(LISTED RECORDS):
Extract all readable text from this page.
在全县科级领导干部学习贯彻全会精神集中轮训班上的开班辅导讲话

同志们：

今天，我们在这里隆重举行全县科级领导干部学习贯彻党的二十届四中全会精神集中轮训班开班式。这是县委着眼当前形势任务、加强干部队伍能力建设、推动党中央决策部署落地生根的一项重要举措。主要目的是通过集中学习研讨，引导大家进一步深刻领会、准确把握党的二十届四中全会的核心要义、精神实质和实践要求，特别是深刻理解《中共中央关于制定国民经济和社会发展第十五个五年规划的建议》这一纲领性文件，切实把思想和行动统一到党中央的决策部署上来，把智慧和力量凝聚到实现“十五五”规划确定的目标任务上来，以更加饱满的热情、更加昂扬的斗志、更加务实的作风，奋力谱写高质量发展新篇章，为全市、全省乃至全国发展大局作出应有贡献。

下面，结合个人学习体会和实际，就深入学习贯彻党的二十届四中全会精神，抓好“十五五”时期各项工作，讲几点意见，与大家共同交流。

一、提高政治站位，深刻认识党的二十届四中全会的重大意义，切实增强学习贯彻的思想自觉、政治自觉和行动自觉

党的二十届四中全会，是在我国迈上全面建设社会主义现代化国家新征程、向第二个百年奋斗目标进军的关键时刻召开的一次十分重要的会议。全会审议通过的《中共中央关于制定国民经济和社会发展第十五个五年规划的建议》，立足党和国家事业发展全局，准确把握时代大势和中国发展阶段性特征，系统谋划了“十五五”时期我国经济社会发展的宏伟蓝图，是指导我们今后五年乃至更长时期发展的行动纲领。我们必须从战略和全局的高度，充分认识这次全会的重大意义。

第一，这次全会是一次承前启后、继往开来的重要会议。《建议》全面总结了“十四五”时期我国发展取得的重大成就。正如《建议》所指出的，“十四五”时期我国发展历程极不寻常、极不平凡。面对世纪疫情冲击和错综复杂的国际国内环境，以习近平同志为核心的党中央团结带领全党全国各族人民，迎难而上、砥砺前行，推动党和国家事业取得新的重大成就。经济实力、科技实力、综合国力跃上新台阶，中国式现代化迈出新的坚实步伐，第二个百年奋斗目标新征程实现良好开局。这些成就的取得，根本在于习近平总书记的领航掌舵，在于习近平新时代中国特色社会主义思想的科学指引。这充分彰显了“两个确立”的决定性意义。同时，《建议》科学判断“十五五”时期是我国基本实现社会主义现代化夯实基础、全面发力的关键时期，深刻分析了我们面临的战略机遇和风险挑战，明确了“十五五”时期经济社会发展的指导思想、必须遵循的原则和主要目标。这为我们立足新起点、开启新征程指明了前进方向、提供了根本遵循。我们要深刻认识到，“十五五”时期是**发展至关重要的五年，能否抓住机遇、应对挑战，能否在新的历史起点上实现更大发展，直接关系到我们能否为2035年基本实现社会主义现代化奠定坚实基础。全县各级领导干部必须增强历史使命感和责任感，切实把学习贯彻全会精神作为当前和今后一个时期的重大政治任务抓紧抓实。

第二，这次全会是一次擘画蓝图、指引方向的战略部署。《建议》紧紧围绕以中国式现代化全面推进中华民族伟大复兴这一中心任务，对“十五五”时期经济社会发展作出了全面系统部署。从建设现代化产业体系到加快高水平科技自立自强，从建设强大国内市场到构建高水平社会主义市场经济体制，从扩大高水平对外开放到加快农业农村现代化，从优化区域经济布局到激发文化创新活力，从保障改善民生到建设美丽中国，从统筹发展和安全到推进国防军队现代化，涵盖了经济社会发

(INSTRUCTION): Report each line in the preceding entries that holds the string "中共中央关于制定国民经济和社会发展第十五个五年规划的建议".

(RESPONSE TO THE TASK):
今天，我们在这里隆重举行全县科级领导干部学习贯彻党的二十届四中全会精神集中轮训班开班式。这是县委着眼当前形势任务、加强干部队伍能力建设、推动党中央决策部署落地生根的一项重要举措。主要目的是通过集中学习研讨，引导大家进一步深刻领会、准确把握党的二十届四中全会的核心要义、精神实质和实践要求，特别是深刻理解《中共中央关于制定国民经济和社会发展第十五个五年规划的建议》这一纲领性文件，切实把思想和行动统一到党中央的决策部署上来，把智慧和力量凝聚到实现“十五五”规划确定的目标任务上来，以更加饱满的热情、更加昂扬的斗志、更加务实的作风，奋力谱写高质量发展新篇章，为全市、全省乃至全国发展大局作出应有贡献。
党的二十届四中全会，是在我国迈上全面建设社会主义现代化国家新征程、向第二个百年奋斗目标进军的关键时刻召开的一次十分重要的会议。全会审议通过的《中共中央关于制定国民经济和社会发展第十五个五年规划的建议》，立足党和国家事业发展全局，准确把握时代大势和中国发展阶段性特征，系统谋划了“十五五”时期我国经济社会发展的宏伟蓝图，是指导我们今后五年乃至更长时期发展的行动纲领。我们必须从战略和全局的高度，充分认识这次全会的重大意义。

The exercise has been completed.